WORK INSTRUCTIONS:
Compute how many lines in the entries below contain "Донбасская", and output nothing but the number.

· · · ·

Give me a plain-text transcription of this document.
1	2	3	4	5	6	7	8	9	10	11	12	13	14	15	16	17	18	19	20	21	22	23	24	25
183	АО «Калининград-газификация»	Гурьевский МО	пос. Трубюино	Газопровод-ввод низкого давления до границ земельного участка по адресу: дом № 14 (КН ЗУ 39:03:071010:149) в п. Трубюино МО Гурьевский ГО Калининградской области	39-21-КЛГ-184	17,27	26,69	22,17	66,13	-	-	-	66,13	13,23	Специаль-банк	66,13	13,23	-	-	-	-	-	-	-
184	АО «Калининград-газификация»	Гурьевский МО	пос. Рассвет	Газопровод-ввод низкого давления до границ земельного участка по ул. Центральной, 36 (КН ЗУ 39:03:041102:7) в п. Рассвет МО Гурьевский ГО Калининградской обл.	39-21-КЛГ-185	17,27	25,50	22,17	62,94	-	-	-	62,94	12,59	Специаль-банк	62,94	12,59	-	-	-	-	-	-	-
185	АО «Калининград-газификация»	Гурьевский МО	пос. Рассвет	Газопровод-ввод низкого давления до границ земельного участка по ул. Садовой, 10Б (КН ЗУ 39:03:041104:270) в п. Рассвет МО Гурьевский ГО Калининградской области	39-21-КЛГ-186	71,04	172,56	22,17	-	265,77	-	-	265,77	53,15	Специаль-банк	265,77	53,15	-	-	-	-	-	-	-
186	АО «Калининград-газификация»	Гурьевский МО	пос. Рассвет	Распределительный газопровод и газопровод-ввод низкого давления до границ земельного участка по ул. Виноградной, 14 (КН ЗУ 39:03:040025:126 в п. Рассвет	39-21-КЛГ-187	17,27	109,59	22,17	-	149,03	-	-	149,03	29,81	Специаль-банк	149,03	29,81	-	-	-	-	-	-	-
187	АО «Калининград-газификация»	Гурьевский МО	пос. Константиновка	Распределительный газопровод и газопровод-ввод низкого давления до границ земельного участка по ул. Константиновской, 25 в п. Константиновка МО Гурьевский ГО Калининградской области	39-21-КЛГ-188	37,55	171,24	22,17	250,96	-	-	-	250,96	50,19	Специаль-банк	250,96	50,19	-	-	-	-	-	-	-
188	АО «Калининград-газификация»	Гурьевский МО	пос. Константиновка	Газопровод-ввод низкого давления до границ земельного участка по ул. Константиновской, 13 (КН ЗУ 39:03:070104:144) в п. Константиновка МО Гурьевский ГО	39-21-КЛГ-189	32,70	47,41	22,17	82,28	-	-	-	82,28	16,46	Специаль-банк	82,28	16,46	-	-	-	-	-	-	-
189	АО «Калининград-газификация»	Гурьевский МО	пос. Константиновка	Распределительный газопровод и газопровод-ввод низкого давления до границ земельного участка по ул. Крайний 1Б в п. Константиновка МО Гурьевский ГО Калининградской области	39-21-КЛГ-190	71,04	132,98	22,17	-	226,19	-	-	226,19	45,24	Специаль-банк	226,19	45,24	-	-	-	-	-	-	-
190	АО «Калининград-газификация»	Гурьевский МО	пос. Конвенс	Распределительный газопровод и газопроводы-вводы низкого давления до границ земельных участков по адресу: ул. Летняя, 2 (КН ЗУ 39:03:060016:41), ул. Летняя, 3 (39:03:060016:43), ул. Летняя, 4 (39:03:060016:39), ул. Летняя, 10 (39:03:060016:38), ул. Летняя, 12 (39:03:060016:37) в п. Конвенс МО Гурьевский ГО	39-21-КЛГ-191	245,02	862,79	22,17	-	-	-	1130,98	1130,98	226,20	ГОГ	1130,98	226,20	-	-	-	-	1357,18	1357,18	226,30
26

· · · ·

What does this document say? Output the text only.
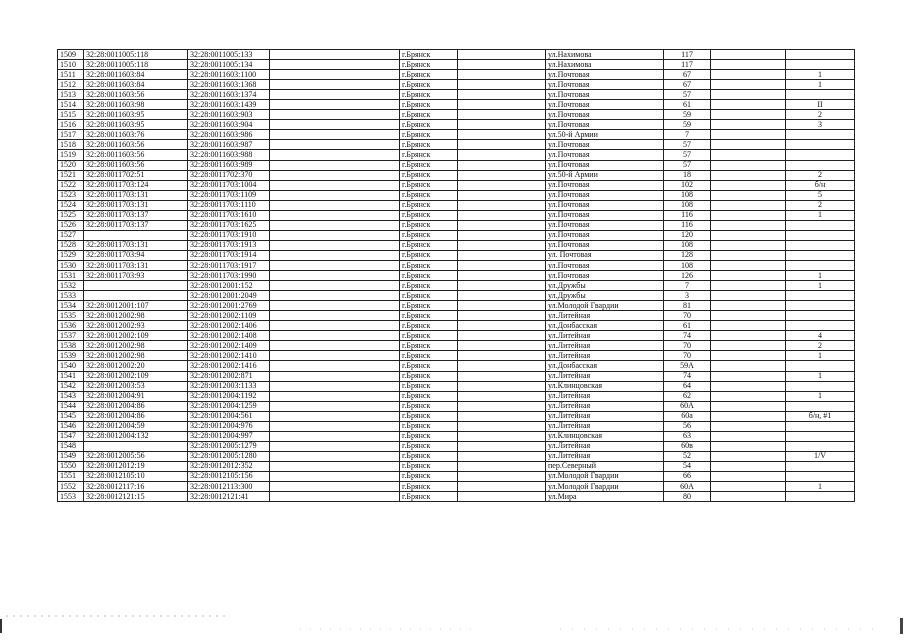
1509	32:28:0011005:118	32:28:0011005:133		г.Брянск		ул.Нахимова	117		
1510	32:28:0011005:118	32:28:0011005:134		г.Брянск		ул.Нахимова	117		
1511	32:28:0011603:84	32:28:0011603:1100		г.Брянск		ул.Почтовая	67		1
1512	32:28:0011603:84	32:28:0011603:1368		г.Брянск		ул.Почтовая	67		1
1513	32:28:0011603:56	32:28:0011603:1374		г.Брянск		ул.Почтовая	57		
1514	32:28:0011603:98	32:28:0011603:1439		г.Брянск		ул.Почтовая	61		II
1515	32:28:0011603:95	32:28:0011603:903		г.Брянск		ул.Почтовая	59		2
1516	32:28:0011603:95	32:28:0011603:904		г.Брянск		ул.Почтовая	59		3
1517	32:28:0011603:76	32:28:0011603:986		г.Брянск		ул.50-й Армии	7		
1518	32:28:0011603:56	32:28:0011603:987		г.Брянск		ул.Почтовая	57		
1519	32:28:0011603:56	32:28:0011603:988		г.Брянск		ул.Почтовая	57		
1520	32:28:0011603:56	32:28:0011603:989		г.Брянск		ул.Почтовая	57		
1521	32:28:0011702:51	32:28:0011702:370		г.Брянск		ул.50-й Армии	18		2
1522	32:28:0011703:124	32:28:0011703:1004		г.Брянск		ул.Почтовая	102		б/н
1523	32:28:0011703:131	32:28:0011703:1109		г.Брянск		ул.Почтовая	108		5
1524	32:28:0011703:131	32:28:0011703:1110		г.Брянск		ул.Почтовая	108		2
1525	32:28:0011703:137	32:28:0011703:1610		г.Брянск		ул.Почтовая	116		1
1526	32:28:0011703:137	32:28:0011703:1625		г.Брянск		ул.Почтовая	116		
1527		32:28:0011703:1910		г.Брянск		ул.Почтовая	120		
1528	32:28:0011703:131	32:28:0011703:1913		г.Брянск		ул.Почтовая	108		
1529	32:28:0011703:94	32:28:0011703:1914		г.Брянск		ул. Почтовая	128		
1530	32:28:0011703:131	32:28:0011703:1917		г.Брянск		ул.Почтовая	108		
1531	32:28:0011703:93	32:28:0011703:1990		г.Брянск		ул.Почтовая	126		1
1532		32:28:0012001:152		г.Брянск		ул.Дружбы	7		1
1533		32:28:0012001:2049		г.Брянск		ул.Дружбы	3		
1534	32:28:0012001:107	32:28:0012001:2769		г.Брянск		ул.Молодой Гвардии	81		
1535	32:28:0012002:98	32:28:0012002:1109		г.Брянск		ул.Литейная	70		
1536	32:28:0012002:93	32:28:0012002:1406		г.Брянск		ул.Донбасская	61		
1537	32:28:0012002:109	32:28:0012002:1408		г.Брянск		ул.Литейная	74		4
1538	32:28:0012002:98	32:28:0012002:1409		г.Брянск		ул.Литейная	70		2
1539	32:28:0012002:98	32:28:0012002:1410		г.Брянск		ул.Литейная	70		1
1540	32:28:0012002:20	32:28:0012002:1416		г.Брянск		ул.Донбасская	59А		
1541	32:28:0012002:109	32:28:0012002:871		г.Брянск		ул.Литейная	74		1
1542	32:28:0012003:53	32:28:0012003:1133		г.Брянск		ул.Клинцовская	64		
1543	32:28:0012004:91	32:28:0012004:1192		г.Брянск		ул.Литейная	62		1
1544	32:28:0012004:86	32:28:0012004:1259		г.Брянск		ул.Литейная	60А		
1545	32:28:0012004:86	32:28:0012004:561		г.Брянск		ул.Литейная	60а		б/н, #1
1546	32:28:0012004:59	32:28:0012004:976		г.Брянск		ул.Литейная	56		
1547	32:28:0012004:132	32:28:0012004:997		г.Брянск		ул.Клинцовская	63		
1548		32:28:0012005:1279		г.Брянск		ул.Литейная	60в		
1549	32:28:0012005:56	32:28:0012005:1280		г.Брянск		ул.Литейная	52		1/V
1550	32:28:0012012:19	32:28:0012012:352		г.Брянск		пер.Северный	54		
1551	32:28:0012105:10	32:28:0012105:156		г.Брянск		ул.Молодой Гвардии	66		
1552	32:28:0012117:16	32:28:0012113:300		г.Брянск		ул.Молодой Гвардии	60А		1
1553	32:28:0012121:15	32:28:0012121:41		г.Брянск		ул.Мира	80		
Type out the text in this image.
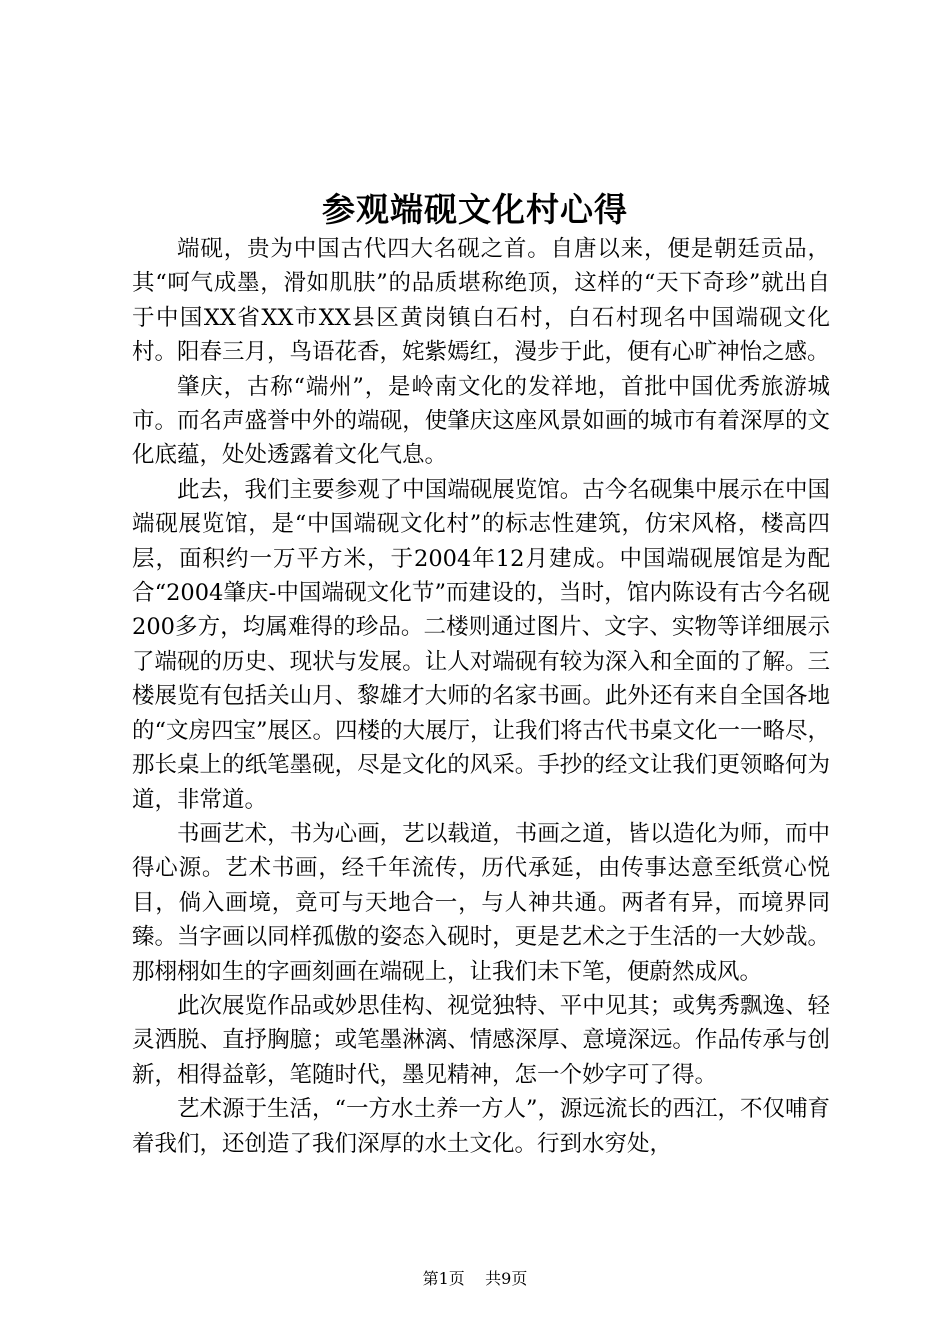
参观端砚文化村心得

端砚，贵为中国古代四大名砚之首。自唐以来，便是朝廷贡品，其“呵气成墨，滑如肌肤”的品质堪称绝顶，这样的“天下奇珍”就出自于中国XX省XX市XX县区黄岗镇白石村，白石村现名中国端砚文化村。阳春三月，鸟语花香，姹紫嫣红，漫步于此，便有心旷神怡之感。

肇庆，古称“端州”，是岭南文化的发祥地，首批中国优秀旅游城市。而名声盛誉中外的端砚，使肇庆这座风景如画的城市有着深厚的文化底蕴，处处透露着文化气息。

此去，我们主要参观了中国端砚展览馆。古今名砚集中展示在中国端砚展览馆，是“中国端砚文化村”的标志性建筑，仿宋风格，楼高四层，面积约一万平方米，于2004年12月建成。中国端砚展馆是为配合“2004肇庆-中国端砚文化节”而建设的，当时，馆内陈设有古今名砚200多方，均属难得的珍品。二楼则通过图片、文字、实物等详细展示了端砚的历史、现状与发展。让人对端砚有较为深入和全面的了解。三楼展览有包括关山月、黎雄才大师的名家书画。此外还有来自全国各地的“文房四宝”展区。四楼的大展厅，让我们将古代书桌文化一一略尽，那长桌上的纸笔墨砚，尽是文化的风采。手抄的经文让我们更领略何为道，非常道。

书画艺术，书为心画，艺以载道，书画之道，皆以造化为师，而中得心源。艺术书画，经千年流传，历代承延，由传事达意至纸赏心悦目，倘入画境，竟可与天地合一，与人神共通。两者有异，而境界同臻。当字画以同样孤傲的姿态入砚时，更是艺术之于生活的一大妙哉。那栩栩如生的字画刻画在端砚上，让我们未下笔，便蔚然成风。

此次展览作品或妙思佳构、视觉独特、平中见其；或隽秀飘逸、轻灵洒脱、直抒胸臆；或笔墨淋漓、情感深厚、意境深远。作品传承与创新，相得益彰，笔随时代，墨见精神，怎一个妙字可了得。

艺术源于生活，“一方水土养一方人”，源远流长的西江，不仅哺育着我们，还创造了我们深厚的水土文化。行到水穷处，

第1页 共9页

· · · ·

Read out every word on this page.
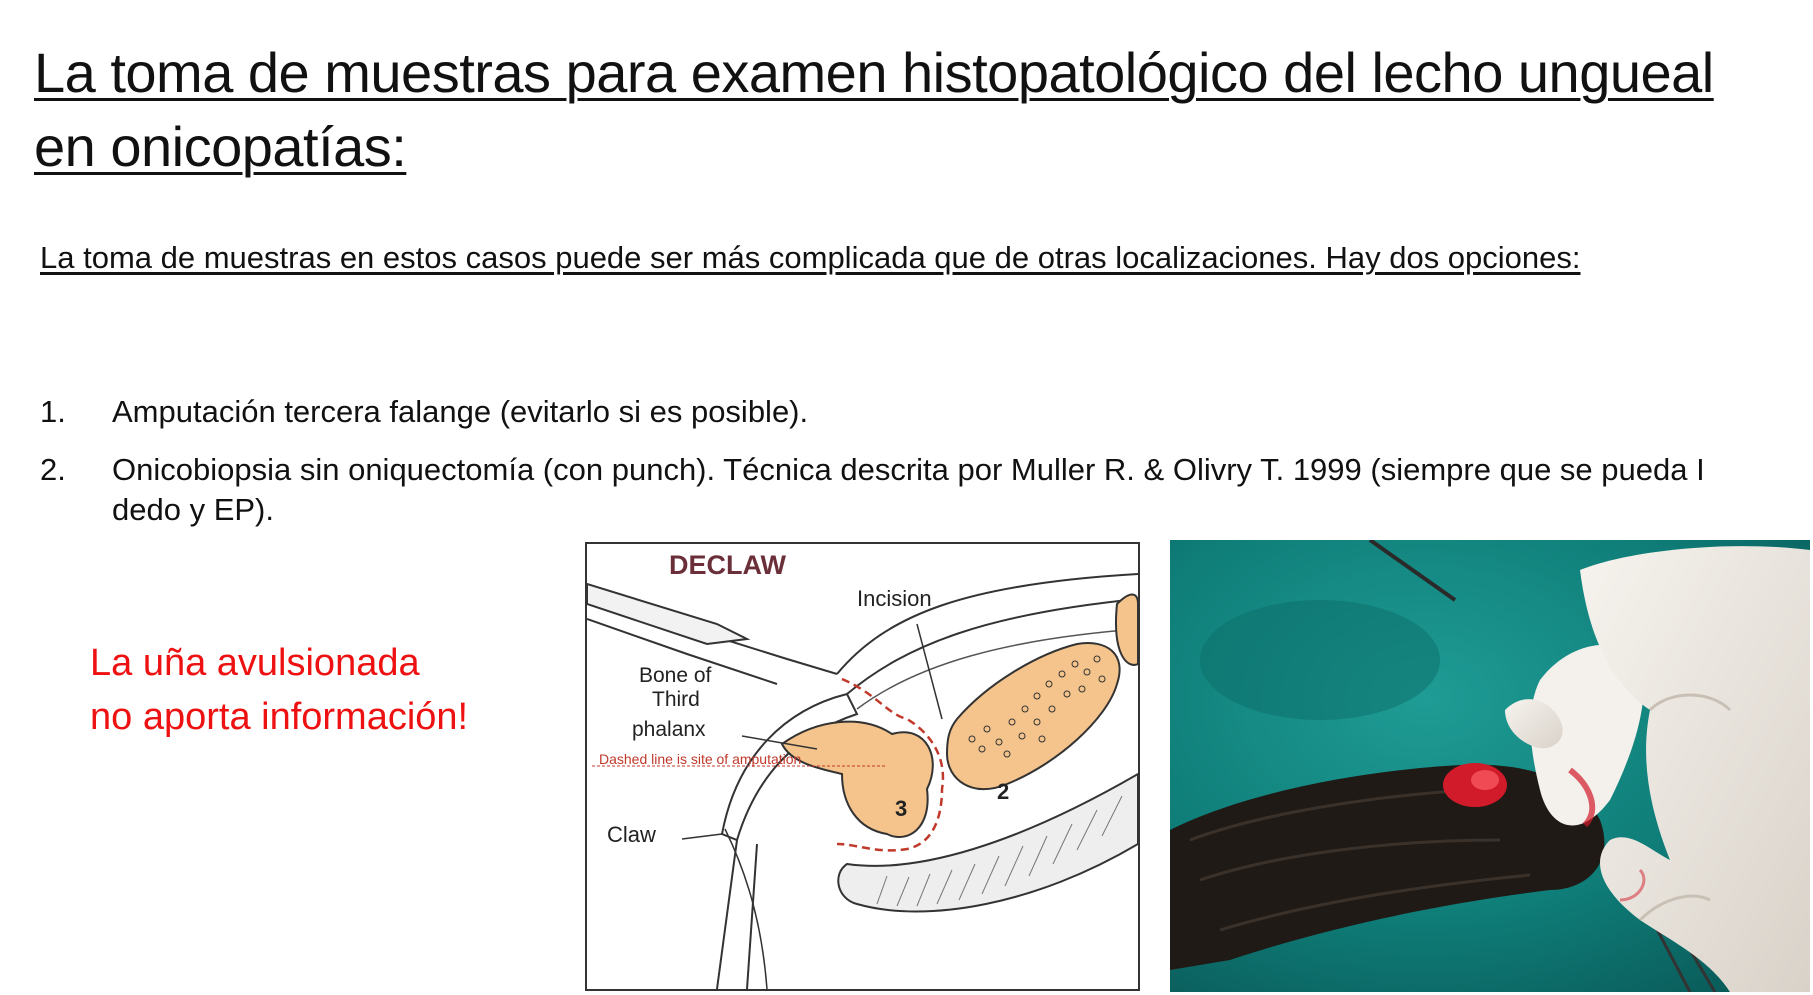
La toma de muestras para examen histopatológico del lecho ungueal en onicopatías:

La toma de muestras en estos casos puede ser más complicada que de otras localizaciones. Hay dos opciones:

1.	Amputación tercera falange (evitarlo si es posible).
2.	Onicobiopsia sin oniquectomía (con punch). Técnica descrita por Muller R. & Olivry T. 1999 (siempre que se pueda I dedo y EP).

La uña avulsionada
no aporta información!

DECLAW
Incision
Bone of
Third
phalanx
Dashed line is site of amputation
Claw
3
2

· · · ·

EXERCISE ANSWER:
2